• [WHAT YOU SHOULD DO]
How many lines in the records below contain the string "size"? Reply with the number alone.

"""

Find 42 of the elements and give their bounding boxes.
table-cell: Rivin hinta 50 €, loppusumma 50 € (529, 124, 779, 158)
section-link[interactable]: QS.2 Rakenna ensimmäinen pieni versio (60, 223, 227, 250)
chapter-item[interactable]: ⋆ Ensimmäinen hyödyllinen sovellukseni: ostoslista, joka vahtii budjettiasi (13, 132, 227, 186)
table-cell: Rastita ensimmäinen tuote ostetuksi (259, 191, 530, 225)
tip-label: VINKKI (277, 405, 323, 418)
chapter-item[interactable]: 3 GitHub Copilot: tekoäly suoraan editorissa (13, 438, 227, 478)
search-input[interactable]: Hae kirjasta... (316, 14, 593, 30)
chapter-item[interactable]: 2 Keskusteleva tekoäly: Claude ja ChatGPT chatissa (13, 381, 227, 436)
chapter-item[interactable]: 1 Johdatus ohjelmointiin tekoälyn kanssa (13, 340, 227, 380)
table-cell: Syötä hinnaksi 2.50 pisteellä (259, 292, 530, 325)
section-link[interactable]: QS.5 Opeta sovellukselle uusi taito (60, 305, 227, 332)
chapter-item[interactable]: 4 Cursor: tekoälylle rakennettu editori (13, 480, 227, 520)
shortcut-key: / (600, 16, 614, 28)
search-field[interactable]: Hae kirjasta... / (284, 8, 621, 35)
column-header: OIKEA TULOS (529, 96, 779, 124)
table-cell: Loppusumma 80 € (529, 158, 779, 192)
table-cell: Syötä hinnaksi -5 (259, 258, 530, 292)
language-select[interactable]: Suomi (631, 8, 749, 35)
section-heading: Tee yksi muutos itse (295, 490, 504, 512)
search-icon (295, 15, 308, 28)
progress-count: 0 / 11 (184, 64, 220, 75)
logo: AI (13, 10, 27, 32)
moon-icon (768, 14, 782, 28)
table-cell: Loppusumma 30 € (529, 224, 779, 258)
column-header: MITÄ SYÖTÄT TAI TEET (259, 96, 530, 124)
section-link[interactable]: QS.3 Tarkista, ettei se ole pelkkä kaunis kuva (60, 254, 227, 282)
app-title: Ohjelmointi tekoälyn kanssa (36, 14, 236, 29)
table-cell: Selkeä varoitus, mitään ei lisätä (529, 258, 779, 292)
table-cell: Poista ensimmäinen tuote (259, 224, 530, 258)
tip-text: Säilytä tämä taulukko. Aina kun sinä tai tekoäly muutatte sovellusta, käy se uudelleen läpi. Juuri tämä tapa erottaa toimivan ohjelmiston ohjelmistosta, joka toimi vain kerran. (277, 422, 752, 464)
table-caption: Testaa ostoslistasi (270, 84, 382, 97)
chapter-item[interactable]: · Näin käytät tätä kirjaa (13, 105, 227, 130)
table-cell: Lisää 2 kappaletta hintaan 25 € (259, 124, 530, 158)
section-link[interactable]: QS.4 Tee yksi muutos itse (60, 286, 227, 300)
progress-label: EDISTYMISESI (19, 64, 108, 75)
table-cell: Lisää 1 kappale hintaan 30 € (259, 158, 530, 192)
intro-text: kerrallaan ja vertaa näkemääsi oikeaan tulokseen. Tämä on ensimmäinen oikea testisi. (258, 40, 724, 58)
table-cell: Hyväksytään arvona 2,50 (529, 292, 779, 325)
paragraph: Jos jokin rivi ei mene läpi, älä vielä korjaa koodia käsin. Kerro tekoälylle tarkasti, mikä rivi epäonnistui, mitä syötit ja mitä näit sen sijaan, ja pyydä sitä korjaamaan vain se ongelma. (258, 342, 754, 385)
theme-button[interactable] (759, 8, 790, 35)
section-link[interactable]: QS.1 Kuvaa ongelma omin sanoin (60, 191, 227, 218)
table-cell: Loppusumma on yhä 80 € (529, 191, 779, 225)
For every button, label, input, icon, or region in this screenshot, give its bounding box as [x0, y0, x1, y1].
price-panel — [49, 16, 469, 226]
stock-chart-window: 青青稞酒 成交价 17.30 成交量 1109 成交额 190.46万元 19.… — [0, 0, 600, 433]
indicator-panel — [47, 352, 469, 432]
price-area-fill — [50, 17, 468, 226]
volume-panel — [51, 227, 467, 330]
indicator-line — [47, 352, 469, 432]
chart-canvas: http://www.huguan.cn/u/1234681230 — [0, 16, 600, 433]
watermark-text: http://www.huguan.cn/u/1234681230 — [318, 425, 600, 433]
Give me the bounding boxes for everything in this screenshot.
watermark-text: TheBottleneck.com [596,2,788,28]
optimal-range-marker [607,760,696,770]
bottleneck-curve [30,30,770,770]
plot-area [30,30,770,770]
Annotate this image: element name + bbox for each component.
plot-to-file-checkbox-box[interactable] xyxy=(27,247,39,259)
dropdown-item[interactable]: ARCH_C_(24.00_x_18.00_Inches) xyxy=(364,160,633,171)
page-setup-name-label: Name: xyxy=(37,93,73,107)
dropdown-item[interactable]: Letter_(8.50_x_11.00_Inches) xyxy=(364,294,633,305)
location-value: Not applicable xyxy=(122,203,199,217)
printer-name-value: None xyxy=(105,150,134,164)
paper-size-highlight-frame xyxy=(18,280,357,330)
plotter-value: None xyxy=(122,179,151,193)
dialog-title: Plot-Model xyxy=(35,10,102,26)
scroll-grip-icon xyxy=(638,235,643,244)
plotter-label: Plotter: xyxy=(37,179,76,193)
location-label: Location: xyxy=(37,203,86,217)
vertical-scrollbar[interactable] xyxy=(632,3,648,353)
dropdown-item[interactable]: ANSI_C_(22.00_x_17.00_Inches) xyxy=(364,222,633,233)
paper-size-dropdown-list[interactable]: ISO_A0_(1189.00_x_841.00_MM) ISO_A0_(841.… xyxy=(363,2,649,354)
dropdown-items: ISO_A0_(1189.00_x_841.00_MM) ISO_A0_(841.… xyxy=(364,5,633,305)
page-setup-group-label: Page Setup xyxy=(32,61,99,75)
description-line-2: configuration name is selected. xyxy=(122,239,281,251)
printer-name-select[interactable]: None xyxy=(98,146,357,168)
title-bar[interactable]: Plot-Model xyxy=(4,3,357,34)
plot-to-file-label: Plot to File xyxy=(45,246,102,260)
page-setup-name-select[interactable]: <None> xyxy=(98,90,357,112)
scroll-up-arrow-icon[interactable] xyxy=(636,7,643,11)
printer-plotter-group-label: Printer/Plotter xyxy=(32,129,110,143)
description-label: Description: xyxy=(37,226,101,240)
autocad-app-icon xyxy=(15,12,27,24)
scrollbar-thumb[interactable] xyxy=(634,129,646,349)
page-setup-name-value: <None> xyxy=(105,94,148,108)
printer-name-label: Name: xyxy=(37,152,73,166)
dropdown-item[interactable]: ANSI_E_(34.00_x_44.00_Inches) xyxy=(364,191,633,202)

"""

• [RIGHT ANSWER]
2